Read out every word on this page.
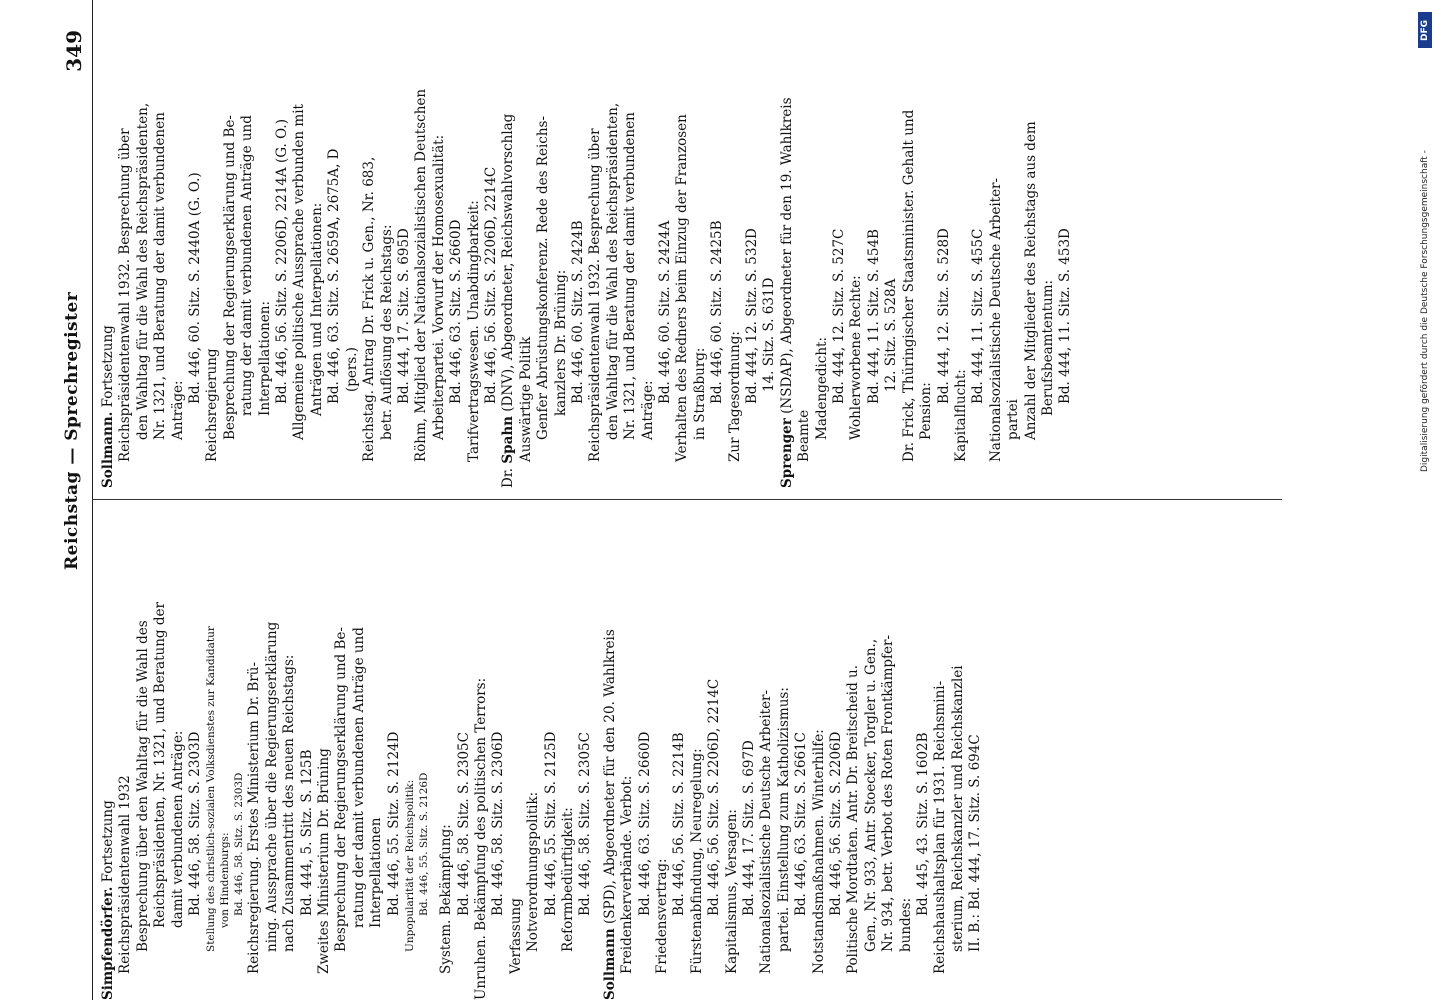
Reichstag — Sprechregister
349
Simpfendörfer. Fortsetzung Reichspräsidentenwahl 1932 Besprechung über den Wahltag für die Wahl des Reichspräsidenten, Nr. 1321, und Beratung der damit verbundenen Anträge: Bd. 446, 58. Sitz. S. 2303D Stellung des christlich-sozialen Volksdienstes zur Kandidatur von Hindenburgs: Bd. 446, 58. Sitz. S. 2303D Reichsregierung. Erstes Ministerium Dr. Brü- ning. Aussprache über die Regierungserklärung nach Zusammentritt des neuen Reichstags: Bd. 444, 5. Sitz. S. 125B Zweites Ministerium Dr. Brüning Besprechung der Regierungserklärung und Be- ratung der damit verbundenen Anträge und Interpellationen Bd. 446, 55. Sitz. S. 2124D Unpopularität der Reichspolitik: Bd. 446, 55. Sitz. S. 2126D System. Bekämpfung: Bd. 446, 58. Sitz. S. 2305C Unruhen. Bekämpfung des politischen Terrors: Bd. 446, 58. Sitz. S. 2306D
Verfassung Notverordnungspolitik: Bd. 446, 55. Sitz. S. 2125D Reformbedürftigkeit: Bd. 446, 58. Sitz. S. 2305C
Sollmann (SPD), Abgeordneter für den 20. Wahlkreis Freidenkerverbände. Verbot: Bd. 446, 63. Sitz. S. 2660D
Friedensvertrag:
Bd. 446, 56. Sitz. S. 2214B Fürstenabfindung, Neuregelung: Bd. 446, 56. Sitz. S. 2206D, 2214C Kapitalismus, Versagen: Bd. 444, 17. Sitz. S. 697D Nationalsozialistische Deutsche Arbeiter- partei. Einstellung zum Katholizismus: Bd. 446, 63. Sitz. S. 2661C Notstandsmaßnahmen. Winterhilfe: Bd. 446, 56. Sitz. S. 2206D Politische Mordtaten. Antr. Dr. Breitscheid u. Gen., Nr. 933, Antr. Stoecker, Torgler u. Gen., Nr. 934, betr. Verbot des Roten Frontkämpfer- bundes:
Bd. 445, 43. Sitz. S. 1602B Reichshaushaltsplan für 1931. Reichsmini- sterium, Reichskanzler und Reichskanzlei II. B.: Bd. 444, 17. Sitz. S. 694C
Sollmann. Fortsetzung Reichspräsidentenwahl 1932. Besprechung über den Wahltag für die Wahl des Reichspräsidenten, Nr. 1321, und Beratung der damit verbundenen Anträge:
Bd. 446, 60. Sitz. S. 2440A (G. O.)
Reichsregierung Besprechung der Regierungserklärung und Be- ratung der damit verbundenen Anträge und Interpellationen: Bd. 446, 56. Sitz. S. 2206D, 2214A (G. O.) Allgemeine politische Aussprache verbunden mit Anträgen und Interpellationen: Bd. 446, 63. Sitz. S. 2659A, 2675A, D (pers.) Reichstag. Antrag Dr. Frick u. Gen., Nr. 683, betr. Auflösung des Reichstags: Bd. 444, 17. Sitz. S. 695D Röhm, Mitglied der Nationalsozialistischen Deutschen Arbeiterpartei. Vorwurf der Homosexualität: Bd. 446, 63. Sitz. S. 2660D Tarifvertragswesen. Unabdingbarkeit: Bd. 446, 56. Sitz. S. 2206D, 2214C
Dr. Spahn (DNV), Abgeordneter, Reichswahlvorschlag Auswärtige Politik Genfer Abrüstungskonferenz. Rede des Reichs- kanzlers Dr. Brüning: Bd. 446, 60. Sitz. S. 2424B Reichspräsidentenwahl 1932. Besprechung über den Wahltag für die Wahl des Reichspräsidenten, Nr. 1321, und Beratung der damit verbundenen Anträge:
Bd. 446, 60. Sitz. S. 2424A Verhalten des Redners beim Einzug der Franzosen in Straßburg: Bd. 446, 60. Sitz. S. 2425B Zur Tagesordnung: Bd. 444, 12. Sitz. S. 532D 14. Sitz. S. 631D
Sprenger (NSDAP), Abgeordneter für den 19. Wahlkreis
Beamte Madengedicht: Bd. 444, 12. Sitz. S. 527C Wohlerworbene Rechte: Bd. 444, 11. Sitz. S. 454B 12. Sitz. S. 528A Dr. Frick, Thüringischer Staatsminister. Gehalt und Pension:
Bd. 444, 12. Sitz. S. 528D
Kapitalflucht:
Bd. 444, 11. Sitz. S. 455C Nationalsozialistische Deutsche Arbeiter- partei Anzahl der Mitglieder des Reichstags aus dem Berufsbeamtentum: Bd. 444, 11. Sitz. S. 453D
DFG
Digitalisierung gefördert durch die Deutsche Forschungsgemeinschaft -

● Stated exercise
List the lines of the material in which the word "Wahlkreis" occurs.

● Answer to this problem
Sollmann (SPD), Abgeordneter für den 20. Wahlkreis Freidenkerverbände. Verbot: Bd. 446, 63. Sitz. S. 2660D
Sprenger (NSDAP), Abgeordneter für den 19. Wahlkreis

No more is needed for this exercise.